** Consegna **
Aggiorna il tratto dell'estratto sul Reddito di cittadinanza che va da "Nella sua campagna" fino a "la consueta arroganza.", riscrivendolo con "classe operaia" al posto di "classe lavoratrice".

** Estratto fornito **
La crisi morde in maniera crescente, e l’impoverimento di ampi settori sociali si scarica attraverso il calo dei consumi anche sui commercianti e sulle piccole aziende.

Nella sua campagna demagogica contro il Reddito di cittadinanza la destra ha strumentalmente cercato di reclutare la classe lavoratrice, agitando l’argomento degli “oziosi mantenuti da chi paga le tasse”. Ora che l’opposizione è riuscita a portare al centro dell’attenzione il problema di chi pur lavorando è comunque povero, il governo (e soprattutto la premier e il suo partito) non ha potuto controbattere con la consueta arroganza.

Le contraddizioni della destra di governo

Sono emerse però palesi contraddizioni tra gli alleati della coalizione governativa, con una significativa contrarietà di Forza Italia, il partito meno condizionato da una base “popolare”, e della Lega di Salvini, il cui elettorato operaio e popolare è concentrato nel Nord, dove le retribuzioni sono più alte e più tutelate dalla contrattazione sindacale.

** Dati forniti **
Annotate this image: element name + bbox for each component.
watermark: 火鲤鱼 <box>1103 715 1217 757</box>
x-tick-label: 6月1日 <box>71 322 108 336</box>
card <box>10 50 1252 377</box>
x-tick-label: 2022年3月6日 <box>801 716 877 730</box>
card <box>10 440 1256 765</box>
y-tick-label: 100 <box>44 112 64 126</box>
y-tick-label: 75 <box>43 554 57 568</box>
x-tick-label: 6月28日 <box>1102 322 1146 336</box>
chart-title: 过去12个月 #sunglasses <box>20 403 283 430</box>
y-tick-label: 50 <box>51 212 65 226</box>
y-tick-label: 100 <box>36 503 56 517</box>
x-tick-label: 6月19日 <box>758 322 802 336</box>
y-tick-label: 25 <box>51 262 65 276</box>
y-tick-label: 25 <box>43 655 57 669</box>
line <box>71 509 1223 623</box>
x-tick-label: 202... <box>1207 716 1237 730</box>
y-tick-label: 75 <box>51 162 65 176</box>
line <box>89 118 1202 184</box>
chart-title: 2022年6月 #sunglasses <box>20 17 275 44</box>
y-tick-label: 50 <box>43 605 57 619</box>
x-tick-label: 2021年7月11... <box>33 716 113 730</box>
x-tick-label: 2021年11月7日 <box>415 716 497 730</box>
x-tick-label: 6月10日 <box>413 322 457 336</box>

** Risposta attesa **
Nella sua campagna demagogica contro il Reddito di cittadinanza la destra ha strumentalmente cercato di reclutare la classe operaia, agitando l’argomento degli “oziosi mantenuti da chi paga le tasse”. Ora che l’opposizione è riuscita a portare al centro dell’attenzione il problema di chi pur lavorando è comunque povero, il governo (e soprattutto la premier e il suo partito) non ha potuto controbattere con la consueta arroganza.